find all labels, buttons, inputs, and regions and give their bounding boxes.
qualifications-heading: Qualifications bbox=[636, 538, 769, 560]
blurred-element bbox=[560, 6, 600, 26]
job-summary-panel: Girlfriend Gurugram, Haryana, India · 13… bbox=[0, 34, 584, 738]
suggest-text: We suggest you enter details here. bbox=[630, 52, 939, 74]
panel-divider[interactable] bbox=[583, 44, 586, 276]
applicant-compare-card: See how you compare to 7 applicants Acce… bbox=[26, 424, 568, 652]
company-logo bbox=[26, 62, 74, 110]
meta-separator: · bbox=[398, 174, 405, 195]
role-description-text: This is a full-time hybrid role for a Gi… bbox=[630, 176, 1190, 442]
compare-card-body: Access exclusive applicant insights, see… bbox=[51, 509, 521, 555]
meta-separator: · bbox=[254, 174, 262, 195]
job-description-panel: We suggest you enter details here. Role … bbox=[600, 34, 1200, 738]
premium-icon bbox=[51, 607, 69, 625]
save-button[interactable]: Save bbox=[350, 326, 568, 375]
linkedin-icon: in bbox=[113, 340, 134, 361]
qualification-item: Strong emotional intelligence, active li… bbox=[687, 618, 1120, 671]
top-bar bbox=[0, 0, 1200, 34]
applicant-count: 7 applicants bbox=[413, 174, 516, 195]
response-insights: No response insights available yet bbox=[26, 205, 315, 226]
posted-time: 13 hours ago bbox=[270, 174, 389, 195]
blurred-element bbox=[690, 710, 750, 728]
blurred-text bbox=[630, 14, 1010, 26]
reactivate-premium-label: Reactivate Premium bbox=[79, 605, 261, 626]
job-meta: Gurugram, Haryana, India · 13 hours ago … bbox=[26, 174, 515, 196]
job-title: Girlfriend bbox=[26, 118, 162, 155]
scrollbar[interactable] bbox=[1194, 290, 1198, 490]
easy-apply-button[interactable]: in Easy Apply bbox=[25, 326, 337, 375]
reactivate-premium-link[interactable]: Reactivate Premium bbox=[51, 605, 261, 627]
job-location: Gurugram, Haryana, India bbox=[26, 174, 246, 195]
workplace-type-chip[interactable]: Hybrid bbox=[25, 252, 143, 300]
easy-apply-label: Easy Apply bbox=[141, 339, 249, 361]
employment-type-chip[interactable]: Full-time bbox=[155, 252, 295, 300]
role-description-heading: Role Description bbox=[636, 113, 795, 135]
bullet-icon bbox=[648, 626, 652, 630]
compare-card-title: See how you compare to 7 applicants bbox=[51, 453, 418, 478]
══════════════════════════════
Instructions to follow
Reproduce the records above with every occurrence of "Reactivate Premium" replaced by "Renew Premium", leaving everything else unchanged.

In response
find all labels, buttons, inputs, and regions and give their bounding boxes.
qualifications-heading: Qualifications bbox=[636, 538, 769, 560]
blurred-element bbox=[560, 6, 600, 26]
job-summary-panel: Girlfriend Gurugram, Haryana, India · 13… bbox=[0, 34, 584, 738]
suggest-text: We suggest you enter details here. bbox=[630, 52, 939, 74]
panel-divider[interactable] bbox=[583, 44, 586, 276]
applicant-compare-card: See how you compare to 7 applicants Acce… bbox=[26, 424, 568, 652]
company-logo bbox=[26, 62, 74, 110]
meta-separator: · bbox=[398, 174, 405, 195]
role-description-text: This is a full-time hybrid role for a Gi… bbox=[630, 176, 1190, 442]
compare-card-body: Access exclusive applicant insights, see… bbox=[51, 509, 521, 555]
meta-separator: · bbox=[254, 174, 262, 195]
job-description-panel: We suggest you enter details here. Role … bbox=[600, 34, 1200, 738]
premium-icon bbox=[51, 607, 69, 625]
save-button[interactable]: Save bbox=[350, 326, 568, 375]
linkedin-icon: in bbox=[113, 340, 134, 361]
qualification-item: Strong emotional intelligence, active li… bbox=[687, 618, 1120, 671]
top-bar bbox=[0, 0, 1200, 34]
applicant-count: 7 applicants bbox=[413, 174, 516, 195]
response-insights: No response insights available yet bbox=[26, 205, 315, 226]
posted-time: 13 hours ago bbox=[270, 174, 389, 195]
blurred-element bbox=[690, 710, 750, 728]
blurred-text bbox=[630, 14, 1010, 26]
reactivate-premium-label: Renew Premium bbox=[79, 605, 261, 626]
job-meta: Gurugram, Haryana, India · 13 hours ago … bbox=[26, 174, 515, 196]
job-title: Girlfriend bbox=[26, 118, 162, 155]
scrollbar[interactable] bbox=[1194, 290, 1198, 490]
easy-apply-button[interactable]: in Easy Apply bbox=[25, 326, 337, 375]
reactivate-premium-link[interactable]: Renew Premium bbox=[51, 605, 261, 627]
job-location: Gurugram, Haryana, India bbox=[26, 174, 246, 195]
workplace-type-chip[interactable]: Hybrid bbox=[25, 252, 143, 300]
easy-apply-label: Easy Apply bbox=[141, 339, 249, 361]
employment-type-chip[interactable]: Full-time bbox=[155, 252, 295, 300]
role-description-heading: Role Description bbox=[636, 113, 795, 135]
bullet-icon bbox=[648, 626, 652, 630]
compare-card-title: See how you compare to 7 applicants bbox=[51, 453, 418, 478]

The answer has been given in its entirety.